ESTRATTO DELLA PAGINA:
········
Santa Maria Capua Vetere. Cittàlbis: la Pasquetta si passa a Villa Cristina

L’associazione “Ciò che vedo in città – SMCV” organizza il pic-nic all’interno dell'area verde con il sostegno del Comune

Santa Maria Capua Vetere - Una Pasquetta in città, per valorizzare i beni di cui Santa Maria Capua Vetere può vantarsi ma anche per venire incontro a chi non vuole affrontare una gita fuori porta.

E’ questo lo scopo dell’iniziativa promossa dall’associazione “Ciò che vedo in città – SMCV” con il patrocinio dell’amministrazione comunale.

L’appuntamento è per lunedì in Albis, a partire dalle ore 9, nel verde di Villa Cristina (in via Cappabianca). Lo spazio pubblico sarà allestito, a cura dei volontari dell’associazione, per ospitare le famiglie che vorranno trascorrere la tradizionale Pasquetta senza allontanarsi dalla città. Ciascuno potrò organizzarsi per il suo pic-nic all’interno di Villa Cristina, dove saranno previsti momenti di svago e di animazione sia per i bambini che per gli adulti.
········
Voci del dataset
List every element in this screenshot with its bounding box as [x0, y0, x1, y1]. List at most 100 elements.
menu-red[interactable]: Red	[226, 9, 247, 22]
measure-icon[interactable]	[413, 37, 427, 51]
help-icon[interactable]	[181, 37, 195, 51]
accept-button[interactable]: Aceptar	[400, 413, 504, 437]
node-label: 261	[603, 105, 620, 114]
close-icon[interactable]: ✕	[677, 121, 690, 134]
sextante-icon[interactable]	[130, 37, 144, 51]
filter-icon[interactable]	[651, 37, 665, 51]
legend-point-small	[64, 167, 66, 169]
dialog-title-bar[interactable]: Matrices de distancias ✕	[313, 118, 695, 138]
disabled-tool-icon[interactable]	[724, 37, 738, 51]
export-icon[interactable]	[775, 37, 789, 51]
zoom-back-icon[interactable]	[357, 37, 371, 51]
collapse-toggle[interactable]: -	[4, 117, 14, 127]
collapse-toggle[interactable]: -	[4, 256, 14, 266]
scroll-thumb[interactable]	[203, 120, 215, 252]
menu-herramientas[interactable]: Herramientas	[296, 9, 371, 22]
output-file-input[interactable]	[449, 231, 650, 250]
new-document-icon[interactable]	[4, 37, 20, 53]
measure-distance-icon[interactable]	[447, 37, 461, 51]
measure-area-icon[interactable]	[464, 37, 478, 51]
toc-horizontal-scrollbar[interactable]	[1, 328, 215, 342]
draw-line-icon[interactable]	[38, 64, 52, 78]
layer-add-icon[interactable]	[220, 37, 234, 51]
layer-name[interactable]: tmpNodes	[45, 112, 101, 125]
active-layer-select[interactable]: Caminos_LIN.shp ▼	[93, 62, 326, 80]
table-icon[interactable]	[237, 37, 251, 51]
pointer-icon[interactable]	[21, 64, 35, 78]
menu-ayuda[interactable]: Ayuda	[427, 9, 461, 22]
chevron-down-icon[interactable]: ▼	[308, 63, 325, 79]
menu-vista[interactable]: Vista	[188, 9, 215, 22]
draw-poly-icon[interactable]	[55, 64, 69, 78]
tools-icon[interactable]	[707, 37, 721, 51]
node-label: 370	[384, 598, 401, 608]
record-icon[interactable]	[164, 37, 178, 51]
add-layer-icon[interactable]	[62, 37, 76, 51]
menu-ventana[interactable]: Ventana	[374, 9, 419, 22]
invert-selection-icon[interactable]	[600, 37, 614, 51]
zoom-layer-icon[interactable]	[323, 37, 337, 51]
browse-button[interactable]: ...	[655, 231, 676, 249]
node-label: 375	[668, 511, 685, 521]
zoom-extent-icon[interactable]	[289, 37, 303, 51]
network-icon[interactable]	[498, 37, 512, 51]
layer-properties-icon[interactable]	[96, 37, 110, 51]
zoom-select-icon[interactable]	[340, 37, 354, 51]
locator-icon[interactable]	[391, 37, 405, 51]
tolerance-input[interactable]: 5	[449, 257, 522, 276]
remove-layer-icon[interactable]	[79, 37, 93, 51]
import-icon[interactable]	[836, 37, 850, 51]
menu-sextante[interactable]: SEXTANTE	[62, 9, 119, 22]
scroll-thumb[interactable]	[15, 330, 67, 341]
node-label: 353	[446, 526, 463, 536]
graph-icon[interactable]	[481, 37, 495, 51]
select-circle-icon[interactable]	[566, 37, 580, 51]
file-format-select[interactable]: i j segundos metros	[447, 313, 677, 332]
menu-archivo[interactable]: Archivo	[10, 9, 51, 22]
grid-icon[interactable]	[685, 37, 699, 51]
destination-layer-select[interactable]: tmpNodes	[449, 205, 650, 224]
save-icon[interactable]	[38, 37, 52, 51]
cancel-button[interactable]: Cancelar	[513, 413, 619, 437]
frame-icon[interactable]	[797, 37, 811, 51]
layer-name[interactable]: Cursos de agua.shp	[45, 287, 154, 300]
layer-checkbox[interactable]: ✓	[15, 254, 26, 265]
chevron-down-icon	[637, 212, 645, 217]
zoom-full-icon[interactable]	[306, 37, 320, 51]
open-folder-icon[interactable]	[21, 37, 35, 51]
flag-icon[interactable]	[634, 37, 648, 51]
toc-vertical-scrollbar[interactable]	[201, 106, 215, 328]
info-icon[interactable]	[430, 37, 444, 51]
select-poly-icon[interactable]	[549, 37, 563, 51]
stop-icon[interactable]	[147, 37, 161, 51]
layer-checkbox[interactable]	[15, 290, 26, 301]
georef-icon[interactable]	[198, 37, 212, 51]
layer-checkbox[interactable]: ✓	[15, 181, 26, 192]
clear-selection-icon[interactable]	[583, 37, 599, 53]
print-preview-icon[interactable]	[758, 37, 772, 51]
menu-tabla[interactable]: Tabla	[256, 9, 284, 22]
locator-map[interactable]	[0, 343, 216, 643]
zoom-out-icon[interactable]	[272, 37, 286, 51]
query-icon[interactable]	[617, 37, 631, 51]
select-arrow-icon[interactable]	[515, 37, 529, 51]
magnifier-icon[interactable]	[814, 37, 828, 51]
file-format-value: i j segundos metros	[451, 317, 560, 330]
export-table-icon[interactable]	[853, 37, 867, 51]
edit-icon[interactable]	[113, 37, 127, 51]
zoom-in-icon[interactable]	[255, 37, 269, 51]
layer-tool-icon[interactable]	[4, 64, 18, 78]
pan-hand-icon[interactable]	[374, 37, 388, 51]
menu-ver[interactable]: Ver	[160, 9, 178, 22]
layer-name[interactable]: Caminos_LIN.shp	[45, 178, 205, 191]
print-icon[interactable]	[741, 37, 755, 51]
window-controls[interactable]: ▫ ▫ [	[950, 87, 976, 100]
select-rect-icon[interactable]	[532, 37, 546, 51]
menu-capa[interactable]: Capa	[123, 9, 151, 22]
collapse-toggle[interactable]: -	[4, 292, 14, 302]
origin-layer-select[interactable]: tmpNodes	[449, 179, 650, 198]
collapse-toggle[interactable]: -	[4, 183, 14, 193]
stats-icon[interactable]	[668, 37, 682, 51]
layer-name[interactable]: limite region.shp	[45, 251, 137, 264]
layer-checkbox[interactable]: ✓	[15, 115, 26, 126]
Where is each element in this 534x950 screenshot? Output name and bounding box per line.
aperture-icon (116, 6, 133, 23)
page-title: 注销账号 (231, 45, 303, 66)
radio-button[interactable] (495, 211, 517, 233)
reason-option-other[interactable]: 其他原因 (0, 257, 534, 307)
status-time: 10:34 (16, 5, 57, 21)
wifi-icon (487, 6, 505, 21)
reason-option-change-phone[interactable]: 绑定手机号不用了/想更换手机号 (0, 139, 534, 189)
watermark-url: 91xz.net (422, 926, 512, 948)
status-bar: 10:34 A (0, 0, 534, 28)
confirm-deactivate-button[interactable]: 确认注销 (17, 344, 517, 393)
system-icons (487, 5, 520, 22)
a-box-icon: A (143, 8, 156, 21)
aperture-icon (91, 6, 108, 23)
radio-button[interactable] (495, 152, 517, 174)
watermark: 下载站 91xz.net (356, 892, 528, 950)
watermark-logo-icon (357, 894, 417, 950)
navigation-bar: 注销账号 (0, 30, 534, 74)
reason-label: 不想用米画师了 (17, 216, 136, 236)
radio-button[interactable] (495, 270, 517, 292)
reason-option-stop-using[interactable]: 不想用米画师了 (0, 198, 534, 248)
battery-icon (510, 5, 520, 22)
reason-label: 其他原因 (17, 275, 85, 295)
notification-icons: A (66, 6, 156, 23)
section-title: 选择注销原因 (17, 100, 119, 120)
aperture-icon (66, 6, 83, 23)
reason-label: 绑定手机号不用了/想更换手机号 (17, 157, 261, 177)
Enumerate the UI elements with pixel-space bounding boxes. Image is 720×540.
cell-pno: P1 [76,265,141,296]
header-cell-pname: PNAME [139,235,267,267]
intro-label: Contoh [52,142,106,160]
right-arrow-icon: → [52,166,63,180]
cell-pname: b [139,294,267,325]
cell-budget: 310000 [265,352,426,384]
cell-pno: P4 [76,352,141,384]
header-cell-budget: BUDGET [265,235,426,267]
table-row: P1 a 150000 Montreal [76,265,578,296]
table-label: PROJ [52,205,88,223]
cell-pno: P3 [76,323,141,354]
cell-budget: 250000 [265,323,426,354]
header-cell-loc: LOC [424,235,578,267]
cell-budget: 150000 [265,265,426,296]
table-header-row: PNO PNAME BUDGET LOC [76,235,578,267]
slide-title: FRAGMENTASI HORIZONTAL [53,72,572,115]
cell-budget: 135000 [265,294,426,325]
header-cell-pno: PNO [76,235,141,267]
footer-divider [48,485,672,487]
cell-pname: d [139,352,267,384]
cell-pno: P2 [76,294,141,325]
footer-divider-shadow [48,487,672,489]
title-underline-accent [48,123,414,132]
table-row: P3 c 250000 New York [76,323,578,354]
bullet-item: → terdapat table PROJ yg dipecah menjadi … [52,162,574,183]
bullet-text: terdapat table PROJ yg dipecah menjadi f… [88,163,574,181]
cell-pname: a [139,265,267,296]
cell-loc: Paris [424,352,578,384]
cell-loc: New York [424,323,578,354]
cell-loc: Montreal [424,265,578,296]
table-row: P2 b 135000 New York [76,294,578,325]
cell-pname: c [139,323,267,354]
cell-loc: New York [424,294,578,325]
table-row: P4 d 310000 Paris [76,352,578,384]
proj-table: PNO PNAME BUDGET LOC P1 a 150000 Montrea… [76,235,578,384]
········
LAVORO RICHIESTO:
1 - Ricopia dall'articolo sulla Pasquetta a Villa Cristina il passo che comincia con "Santa Maria Capua Vetere - Una" e prosegue fino a "gita fuori porta.".
2 - Completa il seguito dell'articolo sulla Pasquetta a Villa Cristina, scrivendo la parte che viene dopo la sua ultima frase.

RISPOSTE NUMERATE:
1 -
Santa Maria Capua Vetere - Una Pasquetta in città, per valorizzare i beni di cui Santa Maria Capua Vetere può vantarsi ma anche per venire incontro a chi non vuole affrontare una gita fuori porta.

2 -
La partecipazione all’iniziativa è totalmente gratuita, ma va prenotata all’indirizzo email ciochevedoincittasmcv@gmail.com o al numero di telefono 347.9834217.

Si sottolinea che non sarà consentito accendere fuochi o alimentare barbecue e che, in caso di condizioni atmosferiche avverse, l’evento sarà annullato.

“E’ una iniziativa interessante – spiega il sindaco Biagio Di Muro – che abbiamo deciso di sostenere per offrire, ai tanti sammaritani che non vogliono o non possono concedersi una gita fuori porta a Pasquetta, la possibilità di restare a Santa Maria Capua Vetere in uno spazio tranquillo e confortevole, in un ambiente sereno e rilassato”.

Soddisfatto anche Michele Aiezza, consigliere dell’associazione promotrice: “Il nostro obiettivo era ed è quello di incentivare anche la valorizzazione delle nostre bellezze. Santa Maria Capua Vetere può vantare un patrimonio archeologico e storico di assoluto valore, ma ha anche luoghi suggestivi (come Villa Cristina) che la città deve poter godere, rinsaldando quel legame tra i cittadini e i luoghi in cui vivono che è sempre necessario e auspicabile”.